Task description. Can you turn every line of the listing below into a Markdown table with the columns "No." and "Line", skipping blank lines and leaving out the pictures?

Stored records:

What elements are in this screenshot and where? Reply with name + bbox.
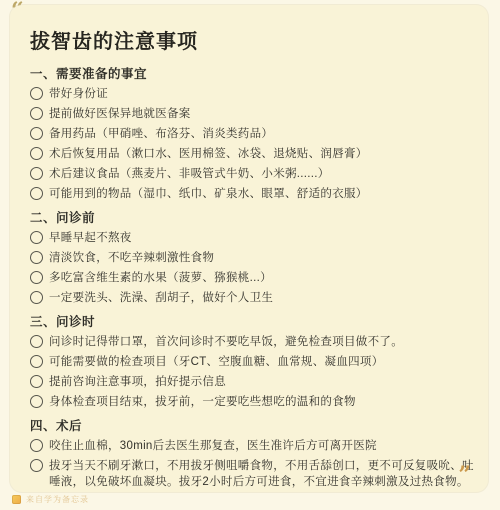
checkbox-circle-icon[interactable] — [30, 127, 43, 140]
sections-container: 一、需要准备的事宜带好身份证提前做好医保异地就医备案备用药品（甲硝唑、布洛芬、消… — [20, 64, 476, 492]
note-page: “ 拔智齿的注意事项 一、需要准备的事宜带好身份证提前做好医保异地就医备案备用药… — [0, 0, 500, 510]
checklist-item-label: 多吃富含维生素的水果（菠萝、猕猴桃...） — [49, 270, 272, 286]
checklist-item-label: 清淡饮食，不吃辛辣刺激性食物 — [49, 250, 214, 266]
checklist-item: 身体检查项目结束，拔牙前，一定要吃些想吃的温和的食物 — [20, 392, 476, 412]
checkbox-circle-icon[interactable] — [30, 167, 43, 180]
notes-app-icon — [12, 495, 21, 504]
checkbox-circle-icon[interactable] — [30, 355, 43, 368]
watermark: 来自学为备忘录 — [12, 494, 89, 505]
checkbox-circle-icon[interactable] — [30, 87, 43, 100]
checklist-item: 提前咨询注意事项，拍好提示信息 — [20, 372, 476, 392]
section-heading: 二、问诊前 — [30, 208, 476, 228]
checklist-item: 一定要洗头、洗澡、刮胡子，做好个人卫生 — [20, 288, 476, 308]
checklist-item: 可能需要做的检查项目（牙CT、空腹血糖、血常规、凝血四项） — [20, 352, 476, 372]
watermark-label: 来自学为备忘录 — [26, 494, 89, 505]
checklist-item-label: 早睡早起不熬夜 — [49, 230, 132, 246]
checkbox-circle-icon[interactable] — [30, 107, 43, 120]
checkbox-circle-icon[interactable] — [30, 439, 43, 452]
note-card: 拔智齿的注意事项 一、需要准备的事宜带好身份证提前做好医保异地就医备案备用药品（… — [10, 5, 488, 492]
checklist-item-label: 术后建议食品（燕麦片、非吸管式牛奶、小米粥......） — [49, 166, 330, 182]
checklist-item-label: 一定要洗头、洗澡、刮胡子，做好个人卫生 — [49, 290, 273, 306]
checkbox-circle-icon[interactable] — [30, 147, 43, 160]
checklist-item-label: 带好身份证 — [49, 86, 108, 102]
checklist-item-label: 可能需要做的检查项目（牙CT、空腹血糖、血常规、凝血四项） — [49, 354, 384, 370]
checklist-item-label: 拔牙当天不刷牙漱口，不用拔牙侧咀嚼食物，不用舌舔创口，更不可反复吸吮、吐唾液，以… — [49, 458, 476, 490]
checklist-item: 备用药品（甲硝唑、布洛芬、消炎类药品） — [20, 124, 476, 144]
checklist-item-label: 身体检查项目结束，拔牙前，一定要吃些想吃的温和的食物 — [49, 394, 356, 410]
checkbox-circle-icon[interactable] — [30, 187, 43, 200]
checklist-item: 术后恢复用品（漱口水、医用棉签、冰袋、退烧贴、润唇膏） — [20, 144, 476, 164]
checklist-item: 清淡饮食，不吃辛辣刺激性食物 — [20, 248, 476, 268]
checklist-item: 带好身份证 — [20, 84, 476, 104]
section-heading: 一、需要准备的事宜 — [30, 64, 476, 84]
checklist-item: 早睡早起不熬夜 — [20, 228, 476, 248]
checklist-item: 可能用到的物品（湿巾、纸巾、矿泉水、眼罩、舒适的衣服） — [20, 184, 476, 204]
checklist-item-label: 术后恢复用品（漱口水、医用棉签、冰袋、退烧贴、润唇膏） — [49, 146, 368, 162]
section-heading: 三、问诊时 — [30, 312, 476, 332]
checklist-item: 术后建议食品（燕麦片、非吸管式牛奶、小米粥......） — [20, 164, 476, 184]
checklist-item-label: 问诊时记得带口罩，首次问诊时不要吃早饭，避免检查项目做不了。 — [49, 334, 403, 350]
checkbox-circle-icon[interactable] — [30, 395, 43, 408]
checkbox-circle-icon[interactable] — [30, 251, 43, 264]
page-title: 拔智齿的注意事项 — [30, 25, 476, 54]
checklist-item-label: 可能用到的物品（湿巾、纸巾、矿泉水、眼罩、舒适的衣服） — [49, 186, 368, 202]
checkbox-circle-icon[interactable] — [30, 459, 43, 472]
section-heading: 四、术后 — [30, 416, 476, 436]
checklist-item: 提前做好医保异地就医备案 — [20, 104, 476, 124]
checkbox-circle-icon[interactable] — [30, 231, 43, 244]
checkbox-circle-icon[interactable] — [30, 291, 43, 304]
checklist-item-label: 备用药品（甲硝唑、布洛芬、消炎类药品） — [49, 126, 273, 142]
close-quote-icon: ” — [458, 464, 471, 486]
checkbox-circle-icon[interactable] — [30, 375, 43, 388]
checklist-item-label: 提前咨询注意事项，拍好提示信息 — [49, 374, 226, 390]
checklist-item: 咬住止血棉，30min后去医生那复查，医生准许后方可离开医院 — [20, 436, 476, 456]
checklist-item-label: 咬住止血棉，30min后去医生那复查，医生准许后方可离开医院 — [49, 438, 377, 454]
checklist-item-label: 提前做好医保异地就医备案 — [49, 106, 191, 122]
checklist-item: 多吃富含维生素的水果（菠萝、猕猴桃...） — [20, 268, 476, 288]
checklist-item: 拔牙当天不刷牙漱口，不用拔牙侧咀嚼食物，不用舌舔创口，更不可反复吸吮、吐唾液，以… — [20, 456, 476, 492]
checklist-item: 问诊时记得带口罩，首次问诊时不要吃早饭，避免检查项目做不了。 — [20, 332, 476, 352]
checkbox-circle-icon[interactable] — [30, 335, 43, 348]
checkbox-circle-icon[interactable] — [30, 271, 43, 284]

Response below.
| No. | Line |
|---|---|
| 1 | What elements are in this screenshot and where? Reply with name + bbox. |
| 2 | checkbox-circle-icon[interactable] — [30, 127, 43, 140] |
| 3 | sections-container: 一、需要准备的事宜带好身份证提前做好医保异地就医备案备用药品（甲硝唑、布洛芬、消… — [20, 64, 476, 492] |
| 4 | note-page: “ 拔智齿的注意事项 一、需要准备的事宜带好身份证提前做好医保异地就医备案备用药… — [0, 0, 500, 510] |
| 5 | checklist-item-label: 多吃富含维生素的水果（菠萝、猕猴桃...） — [49, 270, 272, 286] |
| 6 | checklist-item-label: 清淡饮食，不吃辛辣刺激性食物 — [49, 250, 214, 266] |
| 7 | checklist-item: 身体检查项目结束，拔牙前，一定要吃些想吃的温和的食物 — [20, 392, 476, 412] |
| 8 | checkbox-circle-icon[interactable] — [30, 167, 43, 180] |
| 9 | notes-app-icon — [12, 495, 21, 504] |
| 10 | checkbox-circle-icon[interactable] — [30, 355, 43, 368] |
| 11 | watermark: 来自学为备忘录 — [12, 494, 89, 505] |
| 12 | checkbox-circle-icon[interactable] — [30, 87, 43, 100] |
| 13 | checklist-item: 提前咨询注意事项，拍好提示信息 — [20, 372, 476, 392] |
| 14 | section-heading: 二、问诊前 — [30, 208, 476, 228] |
| 15 | checklist-item: 一定要洗头、洗澡、刮胡子，做好个人卫生 — [20, 288, 476, 308] |
| 16 | checklist-item: 可能需要做的检查项目（牙CT、空腹血糖、血常规、凝血四项） — [20, 352, 476, 372] |
| 17 | watermark-label: 来自学为备忘录 — [26, 494, 89, 505] |
| 18 | checklist-item-label: 早睡早起不熬夜 — [49, 230, 132, 246] |
| 19 | checkbox-circle-icon[interactable] — [30, 107, 43, 120] |
| 20 | checkbox-circle-icon[interactable] — [30, 439, 43, 452] |
| 21 | note-card: 拔智齿的注意事项 一、需要准备的事宜带好身份证提前做好医保异地就医备案备用药品（… — [10, 5, 488, 492] |
| 22 | checklist-item-label: 术后建议食品（燕麦片、非吸管式牛奶、小米粥......） — [49, 166, 330, 182] |
| 23 | checklist-item-label: 一定要洗头、洗澡、刮胡子，做好个人卫生 — [49, 290, 273, 306] |
| 24 | checkbox-circle-icon[interactable] — [30, 147, 43, 160] |
| 25 | checklist-item-label: 带好身份证 — [49, 86, 108, 102] |
| 26 | checklist-item-label: 可能需要做的检查项目（牙CT、空腹血糖、血常规、凝血四项） — [49, 354, 384, 370] |
| 27 | checklist-item-label: 拔牙当天不刷牙漱口，不用拔牙侧咀嚼食物，不用舌舔创口，更不可反复吸吮、吐唾液，以… — [49, 458, 476, 490] |
| 28 | checklist-item: 备用药品（甲硝唑、布洛芬、消炎类药品） — [20, 124, 476, 144] |
| 29 | checklist-item-label: 身体检查项目结束，拔牙前，一定要吃些想吃的温和的食物 — [49, 394, 356, 410] |
| 30 | checkbox-circle-icon[interactable] — [30, 187, 43, 200] |
| 31 | checklist-item: 术后恢复用品（漱口水、医用棉签、冰袋、退烧贴、润唇膏） — [20, 144, 476, 164] |
| 32 | checklist-item: 清淡饮食，不吃辛辣刺激性食物 — [20, 248, 476, 268] |
| 33 | checklist-item: 带好身份证 — [20, 84, 476, 104] |
| 34 | section-heading: 一、需要准备的事宜 — [30, 64, 476, 84] |
| 35 | checklist-item: 早睡早起不熬夜 — [20, 228, 476, 248] |
| 36 | checklist-item: 可能用到的物品（湿巾、纸巾、矿泉水、眼罩、舒适的衣服） — [20, 184, 476, 204] |
| 37 | checklist-item-label: 术后恢复用品（漱口水、医用棉签、冰袋、退烧贴、润唇膏） — [49, 146, 368, 162] |
| 38 | section-heading: 三、问诊时 — [30, 312, 476, 332] |
| 39 | checklist-item: 术后建议食品（燕麦片、非吸管式牛奶、小米粥......） — [20, 164, 476, 184] |
| 40 | checklist-item-label: 问诊时记得带口罩，首次问诊时不要吃早饭，避免检查项目做不了。 — [49, 334, 403, 350] |
| 41 | checkbox-circle-icon[interactable] — [30, 395, 43, 408] |
| 42 | checkbox-circle-icon[interactable] — [30, 251, 43, 264] |
| 43 | page-title: 拔智齿的注意事项 — [30, 25, 476, 54] |
| 44 | checklist-item-label: 可能用到的物品（湿巾、纸巾、矿泉水、眼罩、舒适的衣服） — [49, 186, 368, 202] |
| 45 | checkbox-circle-icon[interactable] — [30, 459, 43, 472] |
| 46 | section-heading: 四、术后 — [30, 416, 476, 436] |
| 47 | checklist-item: 提前做好医保异地就医备案 — [20, 104, 476, 124] |
| 48 | checkbox-circle-icon[interactable] — [30, 231, 43, 244] |
| 49 | checkbox-circle-icon[interactable] — [30, 291, 43, 304] |
| 50 | checklist-item-label: 备用药品（甲硝唑、布洛芬、消炎类药品） — [49, 126, 273, 142] |
| 51 | close-quote-icon: ” — [458, 464, 471, 486] |
| 52 | checkbox-circle-icon[interactable] — [30, 375, 43, 388] |
| 53 | checklist-item-label: 提前咨询注意事项，拍好提示信息 — [49, 374, 226, 390] |
| 54 | checklist-item: 咬住止血棉，30min后去医生那复查，医生准许后方可离开医院 — [20, 436, 476, 456] |
| 55 | checklist-item-label: 咬住止血棉，30min后去医生那复查，医生准许后方可离开医院 — [49, 438, 377, 454] |
| 56 | checklist-item-label: 提前做好医保异地就医备案 — [49, 106, 191, 122] |
| 57 | checklist-item: 多吃富含维生素的水果（菠萝、猕猴桃...） — [20, 268, 476, 288] |
| 58 | checklist-item: 拔牙当天不刷牙漱口，不用拔牙侧咀嚼食物，不用舌舔创口，更不可反复吸吮、吐唾液，以… — [20, 456, 476, 492] |
| 59 | checklist-item: 问诊时记得带口罩，首次问诊时不要吃早饭，避免检查项目做不了。 — [20, 332, 476, 352] |
| 60 | checkbox-circle-icon[interactable] — [30, 335, 43, 348] |
| 61 | checkbox-circle-icon[interactable] — [30, 271, 43, 284] |